───── Given records

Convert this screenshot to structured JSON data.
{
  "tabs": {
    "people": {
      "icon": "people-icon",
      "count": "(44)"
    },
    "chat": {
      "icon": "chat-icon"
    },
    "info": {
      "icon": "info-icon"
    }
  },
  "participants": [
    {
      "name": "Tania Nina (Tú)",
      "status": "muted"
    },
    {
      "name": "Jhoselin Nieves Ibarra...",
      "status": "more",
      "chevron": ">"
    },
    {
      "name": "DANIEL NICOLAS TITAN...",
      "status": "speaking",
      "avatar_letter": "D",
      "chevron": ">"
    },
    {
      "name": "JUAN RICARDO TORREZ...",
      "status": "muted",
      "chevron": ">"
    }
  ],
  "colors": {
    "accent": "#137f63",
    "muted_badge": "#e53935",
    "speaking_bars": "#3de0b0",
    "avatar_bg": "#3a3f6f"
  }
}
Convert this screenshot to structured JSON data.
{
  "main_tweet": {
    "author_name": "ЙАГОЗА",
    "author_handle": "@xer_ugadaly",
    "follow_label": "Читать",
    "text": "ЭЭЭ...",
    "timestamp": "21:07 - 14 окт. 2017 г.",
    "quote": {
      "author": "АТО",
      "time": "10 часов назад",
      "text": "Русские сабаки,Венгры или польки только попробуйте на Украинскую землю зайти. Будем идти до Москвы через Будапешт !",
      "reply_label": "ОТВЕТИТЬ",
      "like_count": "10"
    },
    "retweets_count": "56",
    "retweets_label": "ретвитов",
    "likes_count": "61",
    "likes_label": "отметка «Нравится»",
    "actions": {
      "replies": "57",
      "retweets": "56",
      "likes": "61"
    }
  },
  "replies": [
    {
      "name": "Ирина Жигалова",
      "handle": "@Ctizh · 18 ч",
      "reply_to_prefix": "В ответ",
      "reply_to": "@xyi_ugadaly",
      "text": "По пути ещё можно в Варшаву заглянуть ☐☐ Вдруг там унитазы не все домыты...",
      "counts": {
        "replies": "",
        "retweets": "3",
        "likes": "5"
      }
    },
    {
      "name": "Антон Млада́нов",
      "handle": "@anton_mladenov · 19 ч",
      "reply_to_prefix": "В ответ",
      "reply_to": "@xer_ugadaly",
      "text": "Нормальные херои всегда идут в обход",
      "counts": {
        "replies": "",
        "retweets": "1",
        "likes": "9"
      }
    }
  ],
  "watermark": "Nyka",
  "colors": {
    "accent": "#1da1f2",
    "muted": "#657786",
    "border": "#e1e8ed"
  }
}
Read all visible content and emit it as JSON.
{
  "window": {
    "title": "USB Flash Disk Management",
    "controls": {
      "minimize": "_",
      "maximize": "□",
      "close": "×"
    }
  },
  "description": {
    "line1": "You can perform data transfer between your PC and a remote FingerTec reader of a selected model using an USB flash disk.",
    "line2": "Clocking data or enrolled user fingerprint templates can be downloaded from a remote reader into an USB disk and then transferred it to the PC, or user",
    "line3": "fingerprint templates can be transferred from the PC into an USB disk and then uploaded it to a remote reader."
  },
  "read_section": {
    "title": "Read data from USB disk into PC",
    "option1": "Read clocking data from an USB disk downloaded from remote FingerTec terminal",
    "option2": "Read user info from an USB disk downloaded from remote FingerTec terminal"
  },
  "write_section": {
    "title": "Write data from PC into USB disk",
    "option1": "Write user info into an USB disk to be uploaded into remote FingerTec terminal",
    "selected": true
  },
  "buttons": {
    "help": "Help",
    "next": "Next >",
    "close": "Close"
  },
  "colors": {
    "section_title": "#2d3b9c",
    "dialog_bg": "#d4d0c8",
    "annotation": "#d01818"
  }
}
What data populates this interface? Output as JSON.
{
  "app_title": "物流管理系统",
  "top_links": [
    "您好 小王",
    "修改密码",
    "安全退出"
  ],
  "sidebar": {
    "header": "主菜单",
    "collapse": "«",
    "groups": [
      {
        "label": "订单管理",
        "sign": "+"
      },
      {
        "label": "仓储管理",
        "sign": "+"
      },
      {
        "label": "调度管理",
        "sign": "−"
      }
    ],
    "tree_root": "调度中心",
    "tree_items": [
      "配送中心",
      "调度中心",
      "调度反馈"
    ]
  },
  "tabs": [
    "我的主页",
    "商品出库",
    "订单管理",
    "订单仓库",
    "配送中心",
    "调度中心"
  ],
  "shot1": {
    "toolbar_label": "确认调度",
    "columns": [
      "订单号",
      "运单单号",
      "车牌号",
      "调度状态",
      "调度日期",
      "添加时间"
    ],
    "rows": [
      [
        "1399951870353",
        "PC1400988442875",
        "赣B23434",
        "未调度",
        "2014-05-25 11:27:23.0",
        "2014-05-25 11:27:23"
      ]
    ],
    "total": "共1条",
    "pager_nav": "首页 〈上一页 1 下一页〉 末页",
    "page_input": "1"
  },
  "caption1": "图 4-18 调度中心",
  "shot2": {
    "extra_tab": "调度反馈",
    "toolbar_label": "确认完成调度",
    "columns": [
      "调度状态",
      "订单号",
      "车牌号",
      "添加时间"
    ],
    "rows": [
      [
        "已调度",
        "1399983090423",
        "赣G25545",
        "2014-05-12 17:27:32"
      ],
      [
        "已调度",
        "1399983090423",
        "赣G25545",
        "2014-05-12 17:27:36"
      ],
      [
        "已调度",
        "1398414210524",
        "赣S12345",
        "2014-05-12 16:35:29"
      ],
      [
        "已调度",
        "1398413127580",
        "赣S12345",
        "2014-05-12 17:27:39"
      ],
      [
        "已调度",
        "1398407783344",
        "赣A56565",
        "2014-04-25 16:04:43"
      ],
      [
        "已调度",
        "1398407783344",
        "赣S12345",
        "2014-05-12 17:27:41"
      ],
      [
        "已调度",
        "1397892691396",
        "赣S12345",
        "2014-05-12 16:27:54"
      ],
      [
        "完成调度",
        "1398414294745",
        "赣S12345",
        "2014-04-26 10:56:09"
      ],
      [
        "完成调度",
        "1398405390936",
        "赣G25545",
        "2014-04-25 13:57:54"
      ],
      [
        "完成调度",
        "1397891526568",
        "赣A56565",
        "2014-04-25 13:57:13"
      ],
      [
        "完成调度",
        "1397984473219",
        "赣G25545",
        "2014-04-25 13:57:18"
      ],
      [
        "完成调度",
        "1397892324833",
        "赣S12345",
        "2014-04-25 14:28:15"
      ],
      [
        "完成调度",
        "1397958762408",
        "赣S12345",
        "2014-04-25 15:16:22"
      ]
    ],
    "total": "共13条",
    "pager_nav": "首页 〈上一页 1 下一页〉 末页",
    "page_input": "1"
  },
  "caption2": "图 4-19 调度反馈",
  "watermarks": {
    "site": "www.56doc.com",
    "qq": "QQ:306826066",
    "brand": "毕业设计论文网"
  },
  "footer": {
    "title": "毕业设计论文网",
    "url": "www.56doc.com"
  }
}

──────────

■ Written task: Each entry must be reproduced verbatim.

■ Reply:
Convert this screenshot to structured JSON data.
{
  "tabs": {
    "people": {
      "icon": "people-icon",
      "count": "(44)"
    },
    "chat": {
      "icon": "chat-icon"
    },
    "info": {
      "icon": "info-icon"
    }
  },
  "participants": [
    {
      "name": "Tania Nina (Tú)",
      "status": "muted"
    },
    {
      "name": "Jhoselin Nieves Ibarra...",
      "status": "more",
      "chevron": ">"
    },
    {
      "name": "DANIEL NICOLAS TITAN...",
      "status": "speaking",
      "avatar_letter": "D",
      "chevron": ">"
    },
    {
      "name": "JUAN RICARDO TORREZ...",
      "status": "muted",
      "chevron": ">"
    }
  ],
  "colors": {
    "accent": "#137f63",
    "muted_badge": "#e53935",
    "speaking_bars": "#3de0b0",
    "avatar_bg": "#3a3f6f"
  }
}
Convert this screenshot to structured JSON data.
{
  "main_tweet": {
    "author_name": "ЙАГОЗА",
    "author_handle": "@xer_ugadaly",
    "follow_label": "Читать",
    "text": "ЭЭЭ...",
    "timestamp": "21:07 - 14 окт. 2017 г.",
    "quote": {
      "author": "АТО",
      "time": "10 часов назад",
      "text": "Русские сабаки,Венгры или польки только попробуйте на Украинскую землю зайти. Будем идти до Москвы через Будапешт !",
      "reply_label": "ОТВЕТИТЬ",
      "like_count": "10"
    },
    "retweets_count": "56",
    "retweets_label": "ретвитов",
    "likes_count": "61",
    "likes_label": "отметка «Нравится»",
    "actions": {
      "replies": "57",
      "retweets": "56",
      "likes": "61"
    }
  },
  "replies": [
    {
      "name": "Ирина Жигалова",
      "handle": "@Ctizh · 18 ч",
      "reply_to_prefix": "В ответ",
      "reply_to": "@xyi_ugadaly",
      "text": "По пути ещё можно в Варшаву заглянуть ☐☐ Вдруг там унитазы не все домыты...",
      "counts": {
        "replies": "",
        "retweets": "3",
        "likes": "5"
      }
    },
    {
      "name": "Антон Млада́нов",
      "handle": "@anton_mladenov · 19 ч",
      "reply_to_prefix": "В ответ",
      "reply_to": "@xer_ugadaly",
      "text": "Нормальные херои всегда идут в обход",
      "counts": {
        "replies": "",
        "retweets": "1",
        "likes": "9"
      }
    }
  ],
  "watermark": "Nyka",
  "colors": {
    "accent": "#1da1f2",
    "muted": "#657786",
    "border": "#e1e8ed"
  }
}
Read all visible content and emit it as JSON.
{
  "window": {
    "title": "USB Flash Disk Management",
    "controls": {
      "minimize": "_",
      "maximize": "□",
      "close": "×"
    }
  },
  "description": {
    "line1": "You can perform data transfer between your PC and a remote FingerTec reader of a selected model using an USB flash disk.",
    "line2": "Clocking data or enrolled user fingerprint templates can be downloaded from a remote reader into an USB disk and then transferred it to the PC, or user",
    "line3": "fingerprint templates can be transferred from the PC into an USB disk and then uploaded it to a remote reader."
  },
  "read_section": {
    "title": "Read data from USB disk into PC",
    "option1": "Read clocking data from an USB disk downloaded from remote FingerTec terminal",
    "option2": "Read user info from an USB disk downloaded from remote FingerTec terminal"
  },
  "write_section": {
    "title": "Write data from PC into USB disk",
    "option1": "Write user info into an USB disk to be uploaded into remote FingerTec terminal",
    "selected": true
  },
  "buttons": {
    "help": "Help",
    "next": "Next >",
    "close": "Close"
  },
  "colors": {
    "section_title": "#2d3b9c",
    "dialog_bg": "#d4d0c8",
    "annotation": "#d01818"
  }
}
What data populates this interface? Output as JSON.
{
  "app_title": "物流管理系统",
  "top_links": [
    "您好 小王",
    "修改密码",
    "安全退出"
  ],
  "sidebar": {
    "header": "主菜单",
    "collapse": "«",
    "groups": [
      {
        "label": "订单管理",
        "sign": "+"
      },
      {
        "label": "仓储管理",
        "sign": "+"
      },
      {
        "label": "调度管理",
        "sign": "−"
      }
    ],
    "tree_root": "调度中心",
    "tree_items": [
      "配送中心",
      "调度中心",
      "调度反馈"
    ]
  },
  "tabs": [
    "我的主页",
    "商品出库",
    "订单管理",
    "订单仓库",
    "配送中心",
    "调度中心"
  ],
  "shot1": {
    "toolbar_label": "确认调度",
    "columns": [
      "订单号",
      "运单单号",
      "车牌号",
      "调度状态",
      "调度日期",
      "添加时间"
    ],
    "rows": [
      [
        "1399951870353",
        "PC1400988442875",
        "赣B23434",
        "未调度",
        "2014-05-25 11:27:23.0",
        "2014-05-25 11:27:23"
      ]
    ],
    "total": "共1条",
    "pager_nav": "首页 〈上一页 1 下一页〉 末页",
    "page_input": "1"
  },
  "caption1": "图 4-18 调度中心",
  "shot2": {
    "extra_tab": "调度反馈",
    "toolbar_label": "确认完成调度",
    "columns": [
      "调度状态",
      "订单号",
      "车牌号",
      "添加时间"
    ],
    "rows": [
      [
        "已调度",
        "1399983090423",
        "赣G25545",
        "2014-05-12 17:27:32"
      ],
      [
        "已调度",
        "1399983090423",
        "赣G25545",
        "2014-05-12 17:27:36"
      ],
      [
        "已调度",
        "1398414210524",
        "赣S12345",
        "2014-05-12 16:35:29"
      ],
      [
        "已调度",
        "1398413127580",
        "赣S12345",
        "2014-05-12 17:27:39"
      ],
      [
        "已调度",
        "1398407783344",
        "赣A56565",
        "2014-04-25 16:04:43"
      ],
      [
        "已调度",
        "1398407783344",
        "赣S12345",
        "2014-05-12 17:27:41"
      ],
      [
        "已调度",
        "1397892691396",
        "赣S12345",
        "2014-05-12 16:27:54"
      ],
      [
        "完成调度",
        "1398414294745",
        "赣S12345",
        "2014-04-26 10:56:09"
      ],
      [
        "完成调度",
        "1398405390936",
        "赣G25545",
        "2014-04-25 13:57:54"
      ],
      [
        "完成调度",
        "1397891526568",
        "赣A56565",
        "2014-04-25 13:57:13"
      ],
      [
        "完成调度",
        "1397984473219",
        "赣G25545",
        "2014-04-25 13:57:18"
      ],
      [
        "完成调度",
        "1397892324833",
        "赣S12345",
        "2014-04-25 14:28:15"
      ],
      [
        "完成调度",
        "1397958762408",
        "赣S12345",
        "2014-04-25 15:16:22"
      ]
    ],
    "total": "共13条",
    "pager_nav": "首页 〈上一页 1 下一页〉 末页",
    "page_input": "1"
  },
  "caption2": "图 4-19 调度反馈",
  "watermarks": {
    "site": "www.56doc.com",
    "qq": "QQ:306826066",
    "brand": "毕业设计论文网"
  },
  "footer": {
    "title": "毕业设计论文网",
    "url": "www.56doc.com"
  }
}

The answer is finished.